Goal of the exercise
Leave out the images; return the rest of the data exactly.

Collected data
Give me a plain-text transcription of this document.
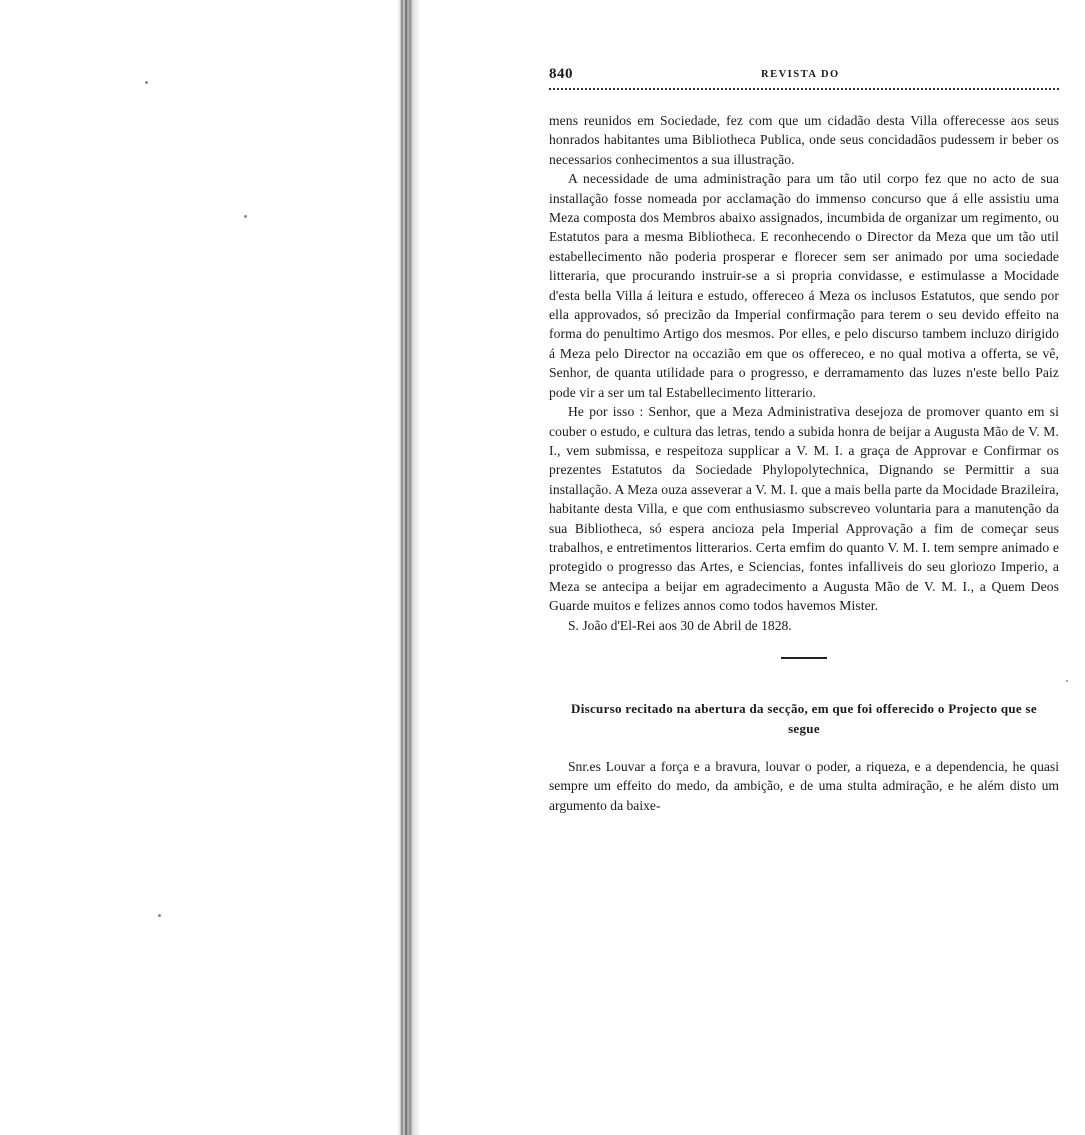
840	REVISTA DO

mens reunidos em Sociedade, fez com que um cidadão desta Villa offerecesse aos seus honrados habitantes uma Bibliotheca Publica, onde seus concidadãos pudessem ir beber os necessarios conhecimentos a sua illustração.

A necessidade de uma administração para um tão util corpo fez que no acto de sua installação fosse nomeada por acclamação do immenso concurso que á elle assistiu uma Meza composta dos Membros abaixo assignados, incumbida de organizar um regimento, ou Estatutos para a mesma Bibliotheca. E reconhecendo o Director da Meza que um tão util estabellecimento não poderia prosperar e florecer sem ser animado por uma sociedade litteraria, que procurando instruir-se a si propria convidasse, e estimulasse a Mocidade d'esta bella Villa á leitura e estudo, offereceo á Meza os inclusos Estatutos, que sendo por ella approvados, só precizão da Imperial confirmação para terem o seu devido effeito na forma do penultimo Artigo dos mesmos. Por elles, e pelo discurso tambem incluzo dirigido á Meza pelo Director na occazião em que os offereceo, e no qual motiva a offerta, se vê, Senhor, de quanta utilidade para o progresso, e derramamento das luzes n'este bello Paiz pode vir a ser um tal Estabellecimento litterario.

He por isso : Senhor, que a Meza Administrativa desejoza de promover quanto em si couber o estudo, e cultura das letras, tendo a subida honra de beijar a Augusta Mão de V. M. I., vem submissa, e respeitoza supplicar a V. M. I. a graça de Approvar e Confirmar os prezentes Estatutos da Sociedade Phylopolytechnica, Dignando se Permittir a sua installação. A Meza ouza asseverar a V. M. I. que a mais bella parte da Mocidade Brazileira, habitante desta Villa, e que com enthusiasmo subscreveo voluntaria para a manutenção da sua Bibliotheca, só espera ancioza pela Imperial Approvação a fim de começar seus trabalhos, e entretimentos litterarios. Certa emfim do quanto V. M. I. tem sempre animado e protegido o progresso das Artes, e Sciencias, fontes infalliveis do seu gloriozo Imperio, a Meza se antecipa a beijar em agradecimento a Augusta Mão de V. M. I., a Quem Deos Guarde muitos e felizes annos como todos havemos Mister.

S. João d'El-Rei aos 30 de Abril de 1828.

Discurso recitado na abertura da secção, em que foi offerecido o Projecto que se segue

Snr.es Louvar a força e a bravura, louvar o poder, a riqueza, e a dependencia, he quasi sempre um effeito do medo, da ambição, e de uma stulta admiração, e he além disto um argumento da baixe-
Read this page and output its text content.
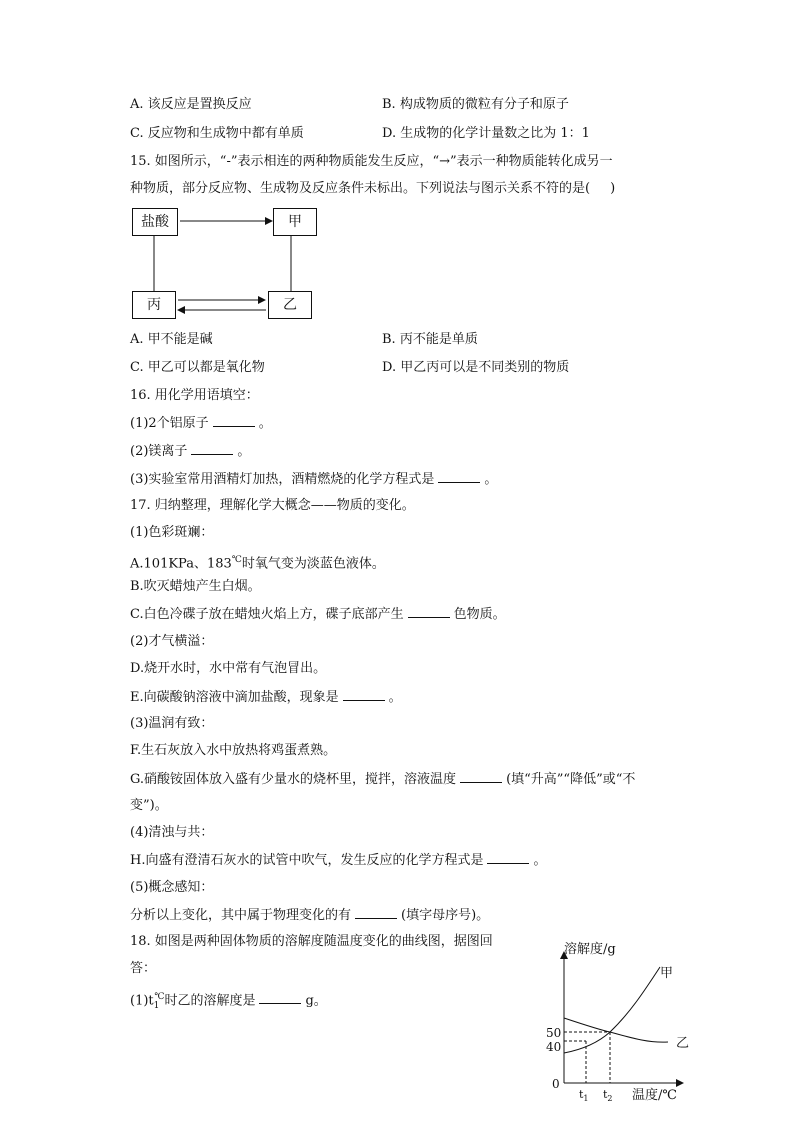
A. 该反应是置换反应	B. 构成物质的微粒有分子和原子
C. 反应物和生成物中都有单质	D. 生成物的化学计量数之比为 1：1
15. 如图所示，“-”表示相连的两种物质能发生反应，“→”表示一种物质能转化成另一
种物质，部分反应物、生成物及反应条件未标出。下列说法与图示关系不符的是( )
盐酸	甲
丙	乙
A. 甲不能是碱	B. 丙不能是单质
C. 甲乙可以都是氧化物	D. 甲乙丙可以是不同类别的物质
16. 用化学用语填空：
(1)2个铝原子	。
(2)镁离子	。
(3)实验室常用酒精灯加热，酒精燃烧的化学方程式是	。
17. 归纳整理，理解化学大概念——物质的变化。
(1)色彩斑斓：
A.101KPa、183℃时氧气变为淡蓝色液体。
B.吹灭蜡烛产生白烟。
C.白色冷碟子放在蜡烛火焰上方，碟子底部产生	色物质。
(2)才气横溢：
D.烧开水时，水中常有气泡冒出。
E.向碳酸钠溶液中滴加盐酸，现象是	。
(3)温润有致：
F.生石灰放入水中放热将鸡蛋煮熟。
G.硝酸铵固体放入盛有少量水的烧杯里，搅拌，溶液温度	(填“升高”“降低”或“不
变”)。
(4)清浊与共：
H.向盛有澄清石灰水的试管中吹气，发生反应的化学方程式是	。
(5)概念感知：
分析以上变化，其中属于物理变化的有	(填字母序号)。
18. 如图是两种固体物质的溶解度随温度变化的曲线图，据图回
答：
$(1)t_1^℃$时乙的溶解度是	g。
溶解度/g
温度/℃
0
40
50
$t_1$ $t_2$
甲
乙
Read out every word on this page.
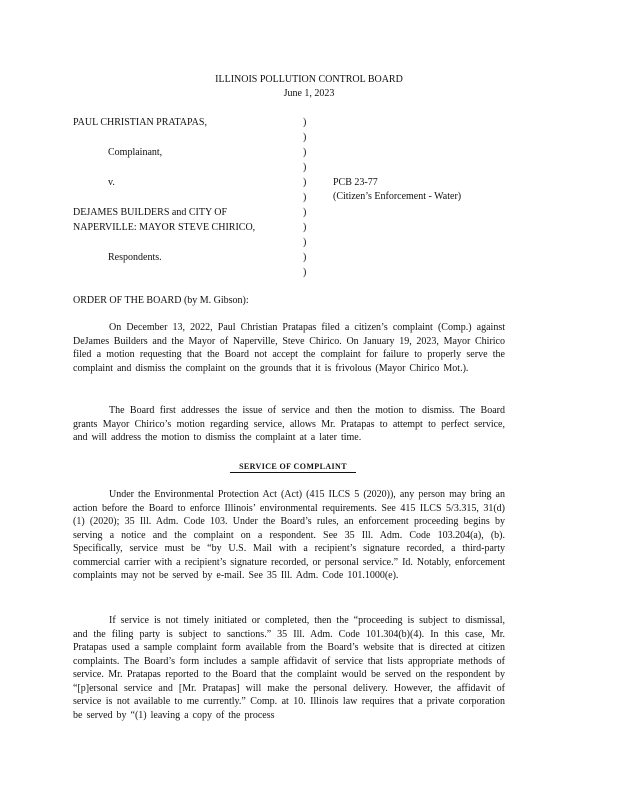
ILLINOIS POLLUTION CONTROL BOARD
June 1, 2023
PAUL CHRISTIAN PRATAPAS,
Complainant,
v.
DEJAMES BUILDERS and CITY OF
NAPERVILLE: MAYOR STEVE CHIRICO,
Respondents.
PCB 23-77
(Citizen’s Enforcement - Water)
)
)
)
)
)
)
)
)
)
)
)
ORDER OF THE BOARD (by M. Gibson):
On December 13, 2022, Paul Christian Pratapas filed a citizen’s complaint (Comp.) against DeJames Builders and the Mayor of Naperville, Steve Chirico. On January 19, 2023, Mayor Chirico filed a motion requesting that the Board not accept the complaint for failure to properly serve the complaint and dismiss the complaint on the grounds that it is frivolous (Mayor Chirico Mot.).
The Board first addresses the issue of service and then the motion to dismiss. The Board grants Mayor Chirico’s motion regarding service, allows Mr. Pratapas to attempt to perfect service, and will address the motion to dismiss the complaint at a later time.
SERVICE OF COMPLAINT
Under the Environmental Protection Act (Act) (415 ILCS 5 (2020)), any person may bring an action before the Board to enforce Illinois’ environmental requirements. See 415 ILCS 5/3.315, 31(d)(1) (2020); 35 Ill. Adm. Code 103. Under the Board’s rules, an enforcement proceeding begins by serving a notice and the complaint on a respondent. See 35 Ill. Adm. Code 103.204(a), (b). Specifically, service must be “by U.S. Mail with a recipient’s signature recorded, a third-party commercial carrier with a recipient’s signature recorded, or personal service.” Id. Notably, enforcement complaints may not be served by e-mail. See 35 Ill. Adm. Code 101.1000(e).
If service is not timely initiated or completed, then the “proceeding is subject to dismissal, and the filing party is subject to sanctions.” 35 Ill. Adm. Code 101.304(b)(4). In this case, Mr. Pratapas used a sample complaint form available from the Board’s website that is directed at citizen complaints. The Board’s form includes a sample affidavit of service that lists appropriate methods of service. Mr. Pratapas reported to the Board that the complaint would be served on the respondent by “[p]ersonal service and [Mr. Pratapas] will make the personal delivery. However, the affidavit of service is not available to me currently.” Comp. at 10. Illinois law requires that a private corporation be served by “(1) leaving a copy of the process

Reply
Give me a plain-text transcription of this document.
840	REVISTA DO

mens reunidos em Sociedade, fez com que um cidadão desta Villa offerecesse aos seus honrados habitantes uma Bibliotheca Publica, onde seus concidadãos pudessem ir beber os necessarios conhecimentos a sua illustração.

A necessidade de uma administração para um tão util corpo fez que no acto de sua installação fosse nomeada por acclamação do immenso concurso que á elle assistiu uma Meza composta dos Membros abaixo assignados, incumbida de organizar um regimento, ou Estatutos para a mesma Bibliotheca. E reconhecendo o Director da Meza que um tão util estabellecimento não poderia prosperar e florecer sem ser animado por uma sociedade litteraria, que procurando instruir-se a si propria convidasse, e estimulasse a Mocidade d'esta bella Villa á leitura e estudo, offereceo á Meza os inclusos Estatutos, que sendo por ella approvados, só precizão da Imperial confirmação para terem o seu devido effeito na forma do penultimo Artigo dos mesmos. Por elles, e pelo discurso tambem incluzo dirigido á Meza pelo Director na occazião em que os offereceo, e no qual motiva a offerta, se vê, Senhor, de quanta utilidade para o progresso, e derramamento das luzes n'este bello Paiz pode vir a ser um tal Estabellecimento litterario.

He por isso : Senhor, que a Meza Administrativa desejoza de promover quanto em si couber o estudo, e cultura das letras, tendo a subida honra de beijar a Augusta Mão de V. M. I., vem submissa, e respeitoza supplicar a V. M. I. a graça de Approvar e Confirmar os prezentes Estatutos da Sociedade Phylopolytechnica, Dignando se Permittir a sua installação. A Meza ouza asseverar a V. M. I. que a mais bella parte da Mocidade Brazileira, habitante desta Villa, e que com enthusiasmo subscreveo voluntaria para a manutenção da sua Bibliotheca, só espera ancioza pela Imperial Approvação a fim de começar seus trabalhos, e entretimentos litterarios. Certa emfim do quanto V. M. I. tem sempre animado e protegido o progresso das Artes, e Sciencias, fontes infalliveis do seu gloriozo Imperio, a Meza se antecipa a beijar em agradecimento a Augusta Mão de V. M. I., a Quem Deos Guarde muitos e felizes annos como todos havemos Mister.

S. João d'El-Rei aos 30 de Abril de 1828.

Discurso recitado na abertura da secção, em que foi offerecido o Projecto que se segue

Snr.es Louvar a força e a bravura, louvar o poder, a riqueza, e a dependencia, he quasi sempre um effeito do medo, da ambição, e de uma stulta admiração, e he além disto um argumento da baixe-
Read this page and output its text content.
A. 该反应是置换反应	B. 构成物质的微粒有分子和原子
C. 反应物和生成物中都有单质	D. 生成物的化学计量数之比为 1：1
15. 如图所示，“-”表示相连的两种物质能发生反应，“→”表示一种物质能转化成另一
种物质，部分反应物、生成物及反应条件未标出。下列说法与图示关系不符的是( )
盐酸	甲
丙	乙
A. 甲不能是碱	B. 丙不能是单质
C. 甲乙可以都是氧化物	D. 甲乙丙可以是不同类别的物质
16. 用化学用语填空：
(1)2个铝原子	。
(2)镁离子	。
(3)实验室常用酒精灯加热，酒精燃烧的化学方程式是	。
17. 归纳整理，理解化学大概念——物质的变化。
(1)色彩斑斓：
A.101KPa、183℃时氧气变为淡蓝色液体。
B.吹灭蜡烛产生白烟。
C.白色冷碟子放在蜡烛火焰上方，碟子底部产生	色物质。
(2)才气横溢：
D.烧开水时，水中常有气泡冒出。
E.向碳酸钠溶液中滴加盐酸，现象是	。
(3)温润有致：
F.生石灰放入水中放热将鸡蛋煮熟。
G.硝酸铵固体放入盛有少量水的烧杯里，搅拌，溶液温度	(填“升高”“降低”或“不
变”)。
(4)清浊与共：
H.向盛有澄清石灰水的试管中吹气，发生反应的化学方程式是	。
(5)概念感知：
分析以上变化，其中属于物理变化的有	(填字母序号)。
18. 如图是两种固体物质的溶解度随温度变化的曲线图，据图回
答：
$(1)t_1^℃$时乙的溶解度是	g。
溶解度/g
温度/℃
0
40
50
$t_1$ $t_2$
甲
乙
Read out every word on this page.
ILLINOIS POLLUTION CONTROL BOARD
June 1, 2023
PAUL CHRISTIAN PRATAPAS,
Complainant,
v.
DEJAMES BUILDERS and CITY OF
NAPERVILLE: MAYOR STEVE CHIRICO,
Respondents.
PCB 23-77
(Citizen’s Enforcement - Water)
)
)
)
)
)
)
)
)
)
)
)
ORDER OF THE BOARD (by M. Gibson):
On December 13, 2022, Paul Christian Pratapas filed a citizen’s complaint (Comp.) against DeJames Builders and the Mayor of Naperville, Steve Chirico. On January 19, 2023, Mayor Chirico filed a motion requesting that the Board not accept the complaint for failure to properly serve the complaint and dismiss the complaint on the grounds that it is frivolous (Mayor Chirico Mot.).
The Board first addresses the issue of service and then the motion to dismiss. The Board grants Mayor Chirico’s motion regarding service, allows Mr. Pratapas to attempt to perfect service, and will address the motion to dismiss the complaint at a later time.
SERVICE OF COMPLAINT
Under the Environmental Protection Act (Act) (415 ILCS 5 (2020)), any person may bring an action before the Board to enforce Illinois’ environmental requirements. See 415 ILCS 5/3.315, 31(d)(1) (2020); 35 Ill. Adm. Code 103. Under the Board’s rules, an enforcement proceeding begins by serving a notice and the complaint on a respondent. See 35 Ill. Adm. Code 103.204(a), (b). Specifically, service must be “by U.S. Mail with a recipient’s signature recorded, a third-party commercial carrier with a recipient’s signature recorded, or personal service.” Id. Notably, enforcement complaints may not be served by e-mail. See 35 Ill. Adm. Code 101.1000(e).
If service is not timely initiated or completed, then the “proceeding is subject to dismissal, and the filing party is subject to sanctions.” 35 Ill. Adm. Code 101.304(b)(4). In this case, Mr. Pratapas used a sample complaint form available from the Board’s website that is directed at citizen complaints. The Board’s form includes a sample affidavit of service that lists appropriate methods of service. Mr. Pratapas reported to the Board that the complaint would be served on the respondent by “[p]ersonal service and [Mr. Pratapas] will make the personal delivery. However, the affidavit of service is not available to me currently.” Comp. at 10. Illinois law requires that a private corporation be served by “(1) leaving a copy of the process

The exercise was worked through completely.